_EXERCISE_. Copy every line of the data below verbatim, omitting the pictures.

— START OF PROVIDED DATA —

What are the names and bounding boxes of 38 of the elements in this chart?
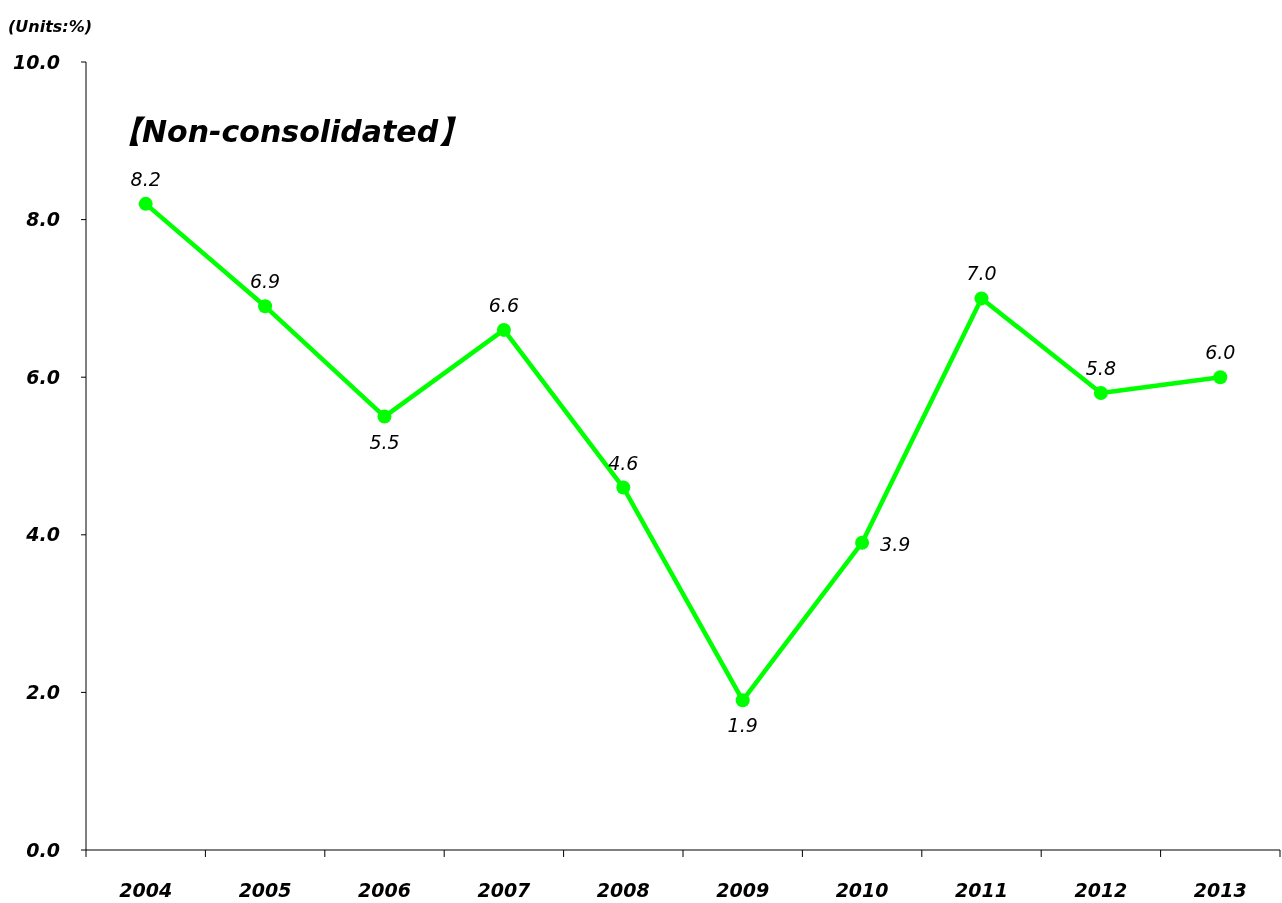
y-tick-label: 8.0 — [26, 208, 60, 231]
y-tick-label: 0.0 — [26, 838, 60, 861]
x-tick-label: 2013 — [1193, 879, 1247, 901]
x-tick-label: 2008 — [596, 879, 650, 901]
point — [1213, 370, 1228, 385]
point — [138, 196, 153, 211]
data-label: 8.2 — [130, 167, 161, 190]
data-label: 4.6 — [608, 451, 639, 474]
x-tick-label: 2009 — [716, 879, 770, 901]
point — [496, 322, 511, 337]
text: 【Non-consolidated】 — [112, 114, 469, 149]
point — [855, 535, 870, 550]
y-tick-label: 2.0 — [26, 681, 60, 704]
data-label: 3.9 — [880, 532, 911, 555]
x-tick-label: 2005 — [238, 879, 292, 901]
point — [1093, 385, 1108, 400]
x-tick-label: 2012 — [1074, 879, 1128, 901]
data-label: 5.5 — [369, 430, 400, 453]
point — [616, 480, 631, 495]
data-label: 7.0 — [966, 262, 997, 285]
y-tick-label: 10.0 — [13, 50, 60, 73]
data-label: 6.0 — [1205, 341, 1236, 364]
data-label: 6.6 — [488, 293, 520, 316]
point — [974, 291, 989, 306]
data-label: 6.9 — [249, 270, 281, 293]
data-label: 1.9 — [727, 714, 758, 737]
x-tick-label: 2006 — [358, 879, 411, 901]
point — [258, 299, 273, 314]
point — [735, 693, 750, 708]
x-tick-label: 2010 — [835, 879, 889, 901]
y-tick-label: 4.0 — [25, 523, 60, 546]
y-tick-label: 6.0 — [26, 365, 60, 388]
x-tick-label: 2004 — [119, 879, 173, 901]
x-tick-label: 2007 — [477, 879, 532, 901]
point — [377, 409, 392, 424]
x-tick-label: 2011 — [955, 879, 1008, 901]
y-axis-title: (Units:%) — [8, 17, 93, 36]
data-label: 5.8 — [1085, 356, 1117, 379]
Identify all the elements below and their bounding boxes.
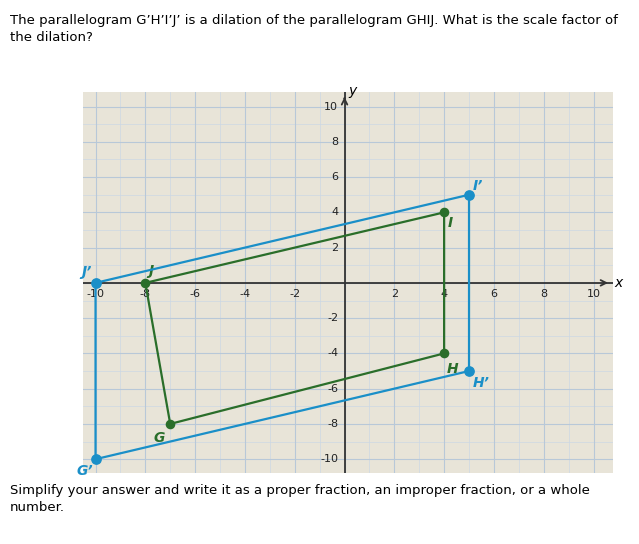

— END OF PROVIDED DATA —

_IN RESPONSE_.
What are the names and bounding boxes of 38 of the elements in this chart?
y-tick-label: 8.0 — [26, 208, 60, 231]
y-tick-label: 0.0 — [26, 838, 60, 861]
x-tick-label: 2013 — [1193, 879, 1247, 901]
x-tick-label: 2008 — [596, 879, 650, 901]
point — [1213, 370, 1228, 385]
point — [138, 196, 153, 211]
data-label: 8.2 — [130, 167, 161, 190]
data-label: 4.6 — [608, 451, 639, 474]
x-tick-label: 2009 — [716, 879, 770, 901]
point — [496, 322, 511, 337]
text: 【Non-consolidated】 — [112, 114, 469, 149]
point — [855, 535, 870, 550]
y-tick-label: 2.0 — [26, 681, 60, 704]
data-label: 3.9 — [880, 532, 911, 555]
x-tick-label: 2005 — [238, 879, 292, 901]
point — [1093, 385, 1108, 400]
x-tick-label: 2012 — [1074, 879, 1128, 901]
data-label: 5.5 — [369, 430, 400, 453]
point — [616, 480, 631, 495]
data-label: 7.0 — [966, 262, 997, 285]
y-tick-label: 10.0 — [13, 50, 60, 73]
data-label: 6.0 — [1205, 341, 1236, 364]
data-label: 6.6 — [488, 293, 520, 316]
point — [974, 291, 989, 306]
data-label: 6.9 — [249, 270, 281, 293]
data-label: 1.9 — [727, 714, 758, 737]
x-tick-label: 2006 — [358, 879, 411, 901]
point — [258, 299, 273, 314]
point — [735, 693, 750, 708]
x-tick-label: 2010 — [835, 879, 889, 901]
y-tick-label: 4.0 — [25, 523, 60, 546]
y-tick-label: 6.0 — [26, 365, 60, 388]
x-tick-label: 2004 — [119, 879, 173, 901]
x-tick-label: 2007 — [477, 879, 532, 901]
point — [377, 409, 392, 424]
x-tick-label: 2011 — [955, 879, 1008, 901]
y-axis-title: (Units:%) — [8, 17, 93, 36]
data-label: 5.8 — [1085, 356, 1117, 379]
Identify all the elements below and their bounding boxes.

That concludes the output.